>> START PROVIDED RECORDS
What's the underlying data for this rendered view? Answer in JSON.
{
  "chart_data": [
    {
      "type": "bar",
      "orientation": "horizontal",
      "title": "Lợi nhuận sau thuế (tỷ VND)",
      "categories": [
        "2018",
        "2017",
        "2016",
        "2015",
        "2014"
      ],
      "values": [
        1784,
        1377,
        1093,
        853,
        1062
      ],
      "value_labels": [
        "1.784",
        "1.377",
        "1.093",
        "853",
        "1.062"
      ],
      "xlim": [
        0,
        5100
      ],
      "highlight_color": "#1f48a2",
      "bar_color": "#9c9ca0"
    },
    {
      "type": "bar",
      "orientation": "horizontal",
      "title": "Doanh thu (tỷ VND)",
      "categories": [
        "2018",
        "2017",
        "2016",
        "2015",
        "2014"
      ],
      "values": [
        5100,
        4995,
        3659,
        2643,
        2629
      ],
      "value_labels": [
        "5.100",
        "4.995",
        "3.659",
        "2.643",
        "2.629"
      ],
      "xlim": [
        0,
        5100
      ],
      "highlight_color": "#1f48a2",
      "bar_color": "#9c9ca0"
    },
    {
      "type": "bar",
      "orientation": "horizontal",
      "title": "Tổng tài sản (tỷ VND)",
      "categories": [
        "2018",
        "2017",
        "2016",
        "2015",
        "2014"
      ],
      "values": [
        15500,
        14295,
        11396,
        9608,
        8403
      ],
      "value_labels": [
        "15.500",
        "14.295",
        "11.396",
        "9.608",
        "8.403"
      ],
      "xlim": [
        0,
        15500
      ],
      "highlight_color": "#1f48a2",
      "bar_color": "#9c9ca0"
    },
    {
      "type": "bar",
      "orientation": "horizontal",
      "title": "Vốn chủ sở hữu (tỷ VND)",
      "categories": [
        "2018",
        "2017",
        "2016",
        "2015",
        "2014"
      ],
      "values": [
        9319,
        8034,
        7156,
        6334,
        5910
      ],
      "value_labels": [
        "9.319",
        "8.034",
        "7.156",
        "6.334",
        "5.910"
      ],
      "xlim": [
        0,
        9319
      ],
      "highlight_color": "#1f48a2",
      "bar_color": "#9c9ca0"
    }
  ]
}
>> END PROVIDED RECORDS
Set all of the records down again, exactly as they stand.

• _REPLY TO THE EXERCISE_
What's the underlying data for this rendered view? Answer in JSON.
{
  "chart_data": [
    {
      "type": "bar",
      "orientation": "horizontal",
      "title": "Lợi nhuận sau thuế (tỷ VND)",
      "categories": [
        "2018",
        "2017",
        "2016",
        "2015",
        "2014"
      ],
      "values": [
        1784,
        1377,
        1093,
        853,
        1062
      ],
      "value_labels": [
        "1.784",
        "1.377",
        "1.093",
        "853",
        "1.062"
      ],
      "xlim": [
        0,
        5100
      ],
      "highlight_color": "#1f48a2",
      "bar_color": "#9c9ca0"
    },
    {
      "type": "bar",
      "orientation": "horizontal",
      "title": "Doanh thu (tỷ VND)",
      "categories": [
        "2018",
        "2017",
        "2016",
        "2015",
        "2014"
      ],
      "values": [
        5100,
        4995,
        3659,
        2643,
        2629
      ],
      "value_labels": [
        "5.100",
        "4.995",
        "3.659",
        "2.643",
        "2.629"
      ],
      "xlim": [
        0,
        5100
      ],
      "highlight_color": "#1f48a2",
      "bar_color": "#9c9ca0"
    },
    {
      "type": "bar",
      "orientation": "horizontal",
      "title": "Tổng tài sản (tỷ VND)",
      "categories": [
        "2018",
        "2017",
        "2016",
        "2015",
        "2014"
      ],
      "values": [
        15500,
        14295,
        11396,
        9608,
        8403
      ],
      "value_labels": [
        "15.500",
        "14.295",
        "11.396",
        "9.608",
        "8.403"
      ],
      "xlim": [
        0,
        15500
      ],
      "highlight_color": "#1f48a2",
      "bar_color": "#9c9ca0"
    },
    {
      "type": "bar",
      "orientation": "horizontal",
      "title": "Vốn chủ sở hữu (tỷ VND)",
      "categories": [
        "2018",
        "2017",
        "2016",
        "2015",
        "2014"
      ],
      "values": [
        9319,
        8034,
        7156,
        6334,
        5910
      ],
      "value_labels": [
        "9.319",
        "8.034",
        "7.156",
        "6.334",
        "5.910"
      ],
      "xlim": [
        0,
        9319
      ],
      "highlight_color": "#1f48a2",
      "bar_color": "#9c9ca0"
    }
  ]
}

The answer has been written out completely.